• _Exercise goal_: Copy every line from the data below in which the string "xlabel" can be found.

── Records to use ──

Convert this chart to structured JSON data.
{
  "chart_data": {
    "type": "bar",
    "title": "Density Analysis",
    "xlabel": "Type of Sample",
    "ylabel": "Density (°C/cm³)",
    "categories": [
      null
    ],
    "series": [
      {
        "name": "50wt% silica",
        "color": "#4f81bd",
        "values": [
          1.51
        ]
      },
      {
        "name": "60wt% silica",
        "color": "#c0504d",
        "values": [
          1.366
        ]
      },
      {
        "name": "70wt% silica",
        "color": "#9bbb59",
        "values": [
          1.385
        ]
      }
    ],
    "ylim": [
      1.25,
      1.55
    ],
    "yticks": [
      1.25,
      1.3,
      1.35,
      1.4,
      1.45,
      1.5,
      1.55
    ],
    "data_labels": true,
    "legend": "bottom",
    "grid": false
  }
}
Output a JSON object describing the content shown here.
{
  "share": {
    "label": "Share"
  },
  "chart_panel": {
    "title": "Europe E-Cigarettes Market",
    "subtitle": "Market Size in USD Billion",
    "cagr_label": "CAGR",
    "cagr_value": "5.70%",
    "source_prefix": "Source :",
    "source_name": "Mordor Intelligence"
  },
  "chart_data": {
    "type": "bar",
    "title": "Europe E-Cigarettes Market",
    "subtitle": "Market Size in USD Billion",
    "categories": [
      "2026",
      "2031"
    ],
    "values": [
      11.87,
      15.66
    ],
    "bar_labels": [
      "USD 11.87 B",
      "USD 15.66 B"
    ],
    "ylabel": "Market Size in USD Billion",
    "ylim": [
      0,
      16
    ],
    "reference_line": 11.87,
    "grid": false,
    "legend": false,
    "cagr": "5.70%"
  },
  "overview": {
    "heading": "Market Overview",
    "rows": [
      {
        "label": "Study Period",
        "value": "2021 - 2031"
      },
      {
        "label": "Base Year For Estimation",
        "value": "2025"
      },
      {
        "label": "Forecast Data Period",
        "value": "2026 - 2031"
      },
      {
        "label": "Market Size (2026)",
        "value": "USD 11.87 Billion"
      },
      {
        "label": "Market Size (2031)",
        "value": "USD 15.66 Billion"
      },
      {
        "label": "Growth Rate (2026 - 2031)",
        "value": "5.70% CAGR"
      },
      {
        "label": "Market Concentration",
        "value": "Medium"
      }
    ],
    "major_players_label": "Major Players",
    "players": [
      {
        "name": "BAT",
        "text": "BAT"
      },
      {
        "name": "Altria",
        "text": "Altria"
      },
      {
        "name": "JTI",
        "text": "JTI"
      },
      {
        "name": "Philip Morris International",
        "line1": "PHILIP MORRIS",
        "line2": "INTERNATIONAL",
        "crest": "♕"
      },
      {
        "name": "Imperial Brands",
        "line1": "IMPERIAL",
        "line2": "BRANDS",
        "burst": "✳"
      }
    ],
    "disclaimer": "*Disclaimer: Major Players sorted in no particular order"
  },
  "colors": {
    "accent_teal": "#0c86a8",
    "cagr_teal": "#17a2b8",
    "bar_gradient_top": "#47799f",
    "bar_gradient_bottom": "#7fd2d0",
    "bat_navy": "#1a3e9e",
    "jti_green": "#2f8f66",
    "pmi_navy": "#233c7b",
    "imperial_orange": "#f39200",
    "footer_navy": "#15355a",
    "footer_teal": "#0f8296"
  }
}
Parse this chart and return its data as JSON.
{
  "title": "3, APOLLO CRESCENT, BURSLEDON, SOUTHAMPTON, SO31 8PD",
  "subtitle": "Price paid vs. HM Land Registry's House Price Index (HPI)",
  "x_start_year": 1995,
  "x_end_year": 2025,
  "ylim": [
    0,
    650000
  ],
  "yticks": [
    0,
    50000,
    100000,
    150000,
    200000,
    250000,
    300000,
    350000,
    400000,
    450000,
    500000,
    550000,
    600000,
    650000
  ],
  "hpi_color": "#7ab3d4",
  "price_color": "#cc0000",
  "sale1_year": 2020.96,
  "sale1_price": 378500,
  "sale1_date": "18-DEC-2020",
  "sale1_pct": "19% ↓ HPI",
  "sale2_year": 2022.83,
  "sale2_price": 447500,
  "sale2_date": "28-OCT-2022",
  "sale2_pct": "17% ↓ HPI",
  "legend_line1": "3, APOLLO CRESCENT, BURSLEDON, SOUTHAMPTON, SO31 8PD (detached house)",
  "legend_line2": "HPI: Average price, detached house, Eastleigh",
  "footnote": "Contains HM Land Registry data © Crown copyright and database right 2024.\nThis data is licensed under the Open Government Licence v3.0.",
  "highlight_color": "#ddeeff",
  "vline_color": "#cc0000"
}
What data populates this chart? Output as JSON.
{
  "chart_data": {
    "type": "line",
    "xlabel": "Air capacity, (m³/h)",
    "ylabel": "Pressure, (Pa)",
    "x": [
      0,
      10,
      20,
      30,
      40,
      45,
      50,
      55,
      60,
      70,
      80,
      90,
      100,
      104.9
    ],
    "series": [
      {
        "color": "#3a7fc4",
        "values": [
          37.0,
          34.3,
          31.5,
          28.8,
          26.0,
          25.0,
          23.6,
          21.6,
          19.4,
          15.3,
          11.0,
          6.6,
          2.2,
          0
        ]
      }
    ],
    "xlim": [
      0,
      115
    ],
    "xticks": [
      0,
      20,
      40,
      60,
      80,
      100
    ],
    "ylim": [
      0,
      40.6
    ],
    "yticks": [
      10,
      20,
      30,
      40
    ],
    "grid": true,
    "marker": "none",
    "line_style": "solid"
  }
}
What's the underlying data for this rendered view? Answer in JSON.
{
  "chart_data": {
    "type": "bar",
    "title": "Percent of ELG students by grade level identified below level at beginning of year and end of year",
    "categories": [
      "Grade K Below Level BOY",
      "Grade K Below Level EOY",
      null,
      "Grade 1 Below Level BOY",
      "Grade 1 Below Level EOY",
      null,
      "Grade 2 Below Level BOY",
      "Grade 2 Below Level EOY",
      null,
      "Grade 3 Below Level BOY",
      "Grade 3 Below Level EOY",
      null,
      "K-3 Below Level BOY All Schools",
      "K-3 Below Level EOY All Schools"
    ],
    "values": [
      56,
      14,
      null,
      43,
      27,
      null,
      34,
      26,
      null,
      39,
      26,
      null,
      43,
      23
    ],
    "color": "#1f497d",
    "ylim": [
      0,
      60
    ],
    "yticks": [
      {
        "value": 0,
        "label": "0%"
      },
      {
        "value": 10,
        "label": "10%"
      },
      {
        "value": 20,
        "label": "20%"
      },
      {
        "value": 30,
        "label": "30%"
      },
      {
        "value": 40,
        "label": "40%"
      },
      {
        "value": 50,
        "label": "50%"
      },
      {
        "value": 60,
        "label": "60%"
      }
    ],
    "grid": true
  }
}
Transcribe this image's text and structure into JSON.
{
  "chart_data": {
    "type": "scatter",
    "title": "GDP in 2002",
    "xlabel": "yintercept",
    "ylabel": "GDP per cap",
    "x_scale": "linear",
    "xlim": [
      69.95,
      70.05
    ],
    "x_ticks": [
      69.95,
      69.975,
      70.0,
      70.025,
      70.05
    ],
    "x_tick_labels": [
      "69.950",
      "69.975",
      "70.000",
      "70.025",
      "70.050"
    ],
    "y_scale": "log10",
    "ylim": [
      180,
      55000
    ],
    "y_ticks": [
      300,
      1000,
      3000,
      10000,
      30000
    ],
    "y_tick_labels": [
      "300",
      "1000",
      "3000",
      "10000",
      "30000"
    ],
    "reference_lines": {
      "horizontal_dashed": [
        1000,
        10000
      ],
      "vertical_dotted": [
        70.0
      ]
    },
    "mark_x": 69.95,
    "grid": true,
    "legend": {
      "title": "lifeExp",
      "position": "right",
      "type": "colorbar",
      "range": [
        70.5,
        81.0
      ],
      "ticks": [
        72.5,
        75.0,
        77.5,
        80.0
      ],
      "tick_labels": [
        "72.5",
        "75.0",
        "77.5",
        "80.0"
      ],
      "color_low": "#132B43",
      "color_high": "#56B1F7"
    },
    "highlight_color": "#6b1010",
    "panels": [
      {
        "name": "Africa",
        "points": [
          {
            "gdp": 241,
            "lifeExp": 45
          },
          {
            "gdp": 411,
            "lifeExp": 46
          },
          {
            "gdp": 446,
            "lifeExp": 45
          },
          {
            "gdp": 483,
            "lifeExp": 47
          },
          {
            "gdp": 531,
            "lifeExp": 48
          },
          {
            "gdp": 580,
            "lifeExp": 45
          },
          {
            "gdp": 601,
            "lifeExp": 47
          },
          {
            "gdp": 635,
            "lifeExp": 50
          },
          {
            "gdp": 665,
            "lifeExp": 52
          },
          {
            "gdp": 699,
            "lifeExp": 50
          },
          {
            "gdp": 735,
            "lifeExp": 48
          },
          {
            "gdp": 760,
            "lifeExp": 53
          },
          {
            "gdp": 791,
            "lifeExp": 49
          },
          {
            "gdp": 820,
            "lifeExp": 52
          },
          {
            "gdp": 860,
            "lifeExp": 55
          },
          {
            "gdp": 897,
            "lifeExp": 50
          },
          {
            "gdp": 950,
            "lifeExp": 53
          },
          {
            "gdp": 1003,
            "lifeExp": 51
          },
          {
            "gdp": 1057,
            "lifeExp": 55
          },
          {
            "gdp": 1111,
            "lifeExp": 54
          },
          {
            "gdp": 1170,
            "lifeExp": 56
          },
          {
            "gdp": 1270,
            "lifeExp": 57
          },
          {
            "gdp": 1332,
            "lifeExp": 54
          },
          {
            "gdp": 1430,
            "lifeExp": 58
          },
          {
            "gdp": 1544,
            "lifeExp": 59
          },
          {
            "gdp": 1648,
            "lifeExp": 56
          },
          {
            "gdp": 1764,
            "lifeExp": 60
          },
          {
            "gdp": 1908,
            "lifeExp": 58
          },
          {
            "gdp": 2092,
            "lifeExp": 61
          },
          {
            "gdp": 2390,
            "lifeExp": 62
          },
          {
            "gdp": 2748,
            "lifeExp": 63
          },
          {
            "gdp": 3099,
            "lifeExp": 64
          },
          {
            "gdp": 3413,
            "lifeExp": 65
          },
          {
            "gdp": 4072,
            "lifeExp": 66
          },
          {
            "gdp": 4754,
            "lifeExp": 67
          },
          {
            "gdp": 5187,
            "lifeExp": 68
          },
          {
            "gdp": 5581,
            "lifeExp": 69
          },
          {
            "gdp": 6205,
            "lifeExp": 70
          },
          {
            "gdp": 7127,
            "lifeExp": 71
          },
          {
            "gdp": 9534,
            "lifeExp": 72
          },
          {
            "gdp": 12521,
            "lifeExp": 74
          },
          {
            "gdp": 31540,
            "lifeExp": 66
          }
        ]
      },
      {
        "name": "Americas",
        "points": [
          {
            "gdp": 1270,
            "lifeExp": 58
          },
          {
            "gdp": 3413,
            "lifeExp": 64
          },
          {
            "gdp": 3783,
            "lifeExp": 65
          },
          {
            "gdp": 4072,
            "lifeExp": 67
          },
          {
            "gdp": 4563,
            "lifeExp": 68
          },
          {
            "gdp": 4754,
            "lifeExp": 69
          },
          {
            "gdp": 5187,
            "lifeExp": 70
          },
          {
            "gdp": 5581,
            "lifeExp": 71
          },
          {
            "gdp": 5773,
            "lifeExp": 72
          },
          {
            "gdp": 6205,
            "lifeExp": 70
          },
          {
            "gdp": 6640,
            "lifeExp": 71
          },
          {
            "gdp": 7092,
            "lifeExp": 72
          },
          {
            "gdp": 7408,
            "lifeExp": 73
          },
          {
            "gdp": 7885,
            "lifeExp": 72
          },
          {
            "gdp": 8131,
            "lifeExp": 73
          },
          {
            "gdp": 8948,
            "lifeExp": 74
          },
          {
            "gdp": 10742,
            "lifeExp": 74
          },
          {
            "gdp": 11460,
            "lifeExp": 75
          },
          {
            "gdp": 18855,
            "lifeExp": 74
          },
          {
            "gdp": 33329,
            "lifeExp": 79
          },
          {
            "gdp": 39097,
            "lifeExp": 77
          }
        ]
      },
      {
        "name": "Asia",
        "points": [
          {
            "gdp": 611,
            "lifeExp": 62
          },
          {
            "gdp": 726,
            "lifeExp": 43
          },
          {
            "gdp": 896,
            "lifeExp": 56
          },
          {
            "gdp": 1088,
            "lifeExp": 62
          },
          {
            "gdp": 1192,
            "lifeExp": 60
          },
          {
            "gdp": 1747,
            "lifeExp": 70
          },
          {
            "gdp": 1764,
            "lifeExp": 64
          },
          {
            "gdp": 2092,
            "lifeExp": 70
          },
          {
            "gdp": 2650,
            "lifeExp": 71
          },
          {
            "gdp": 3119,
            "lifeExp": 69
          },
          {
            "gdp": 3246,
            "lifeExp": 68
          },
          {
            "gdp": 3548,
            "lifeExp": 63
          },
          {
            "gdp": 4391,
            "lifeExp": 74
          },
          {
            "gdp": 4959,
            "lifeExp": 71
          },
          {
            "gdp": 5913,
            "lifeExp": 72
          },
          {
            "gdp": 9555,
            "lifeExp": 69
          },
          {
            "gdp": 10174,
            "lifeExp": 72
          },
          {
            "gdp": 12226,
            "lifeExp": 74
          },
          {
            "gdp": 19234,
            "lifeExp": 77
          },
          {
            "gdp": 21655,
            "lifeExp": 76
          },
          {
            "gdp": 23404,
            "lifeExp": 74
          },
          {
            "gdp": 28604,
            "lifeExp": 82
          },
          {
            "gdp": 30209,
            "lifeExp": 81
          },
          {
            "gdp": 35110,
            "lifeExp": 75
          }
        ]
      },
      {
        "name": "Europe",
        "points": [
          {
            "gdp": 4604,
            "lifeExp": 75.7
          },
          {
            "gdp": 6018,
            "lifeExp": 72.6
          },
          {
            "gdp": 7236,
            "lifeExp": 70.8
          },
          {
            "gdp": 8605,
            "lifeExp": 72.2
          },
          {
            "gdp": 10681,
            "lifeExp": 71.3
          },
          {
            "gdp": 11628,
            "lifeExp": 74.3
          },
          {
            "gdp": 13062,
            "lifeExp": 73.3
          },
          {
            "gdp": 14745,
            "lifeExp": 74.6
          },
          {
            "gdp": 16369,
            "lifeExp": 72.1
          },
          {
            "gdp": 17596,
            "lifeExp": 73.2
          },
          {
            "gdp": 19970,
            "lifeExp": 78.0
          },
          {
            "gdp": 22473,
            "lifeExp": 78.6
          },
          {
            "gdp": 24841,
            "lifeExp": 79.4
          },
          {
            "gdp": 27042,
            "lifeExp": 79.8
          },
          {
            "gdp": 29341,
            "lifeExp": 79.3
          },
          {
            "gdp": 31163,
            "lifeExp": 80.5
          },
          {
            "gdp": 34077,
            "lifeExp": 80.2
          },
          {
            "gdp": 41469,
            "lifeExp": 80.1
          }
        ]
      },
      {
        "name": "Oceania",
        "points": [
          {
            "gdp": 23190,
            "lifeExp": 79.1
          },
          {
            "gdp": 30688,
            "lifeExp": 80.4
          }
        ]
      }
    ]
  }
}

───

• _Written response_:
    "xlabel": "Type of Sample",
    "xlabel": "Air capacity, (m³/h)",
    "xlabel": "yintercept",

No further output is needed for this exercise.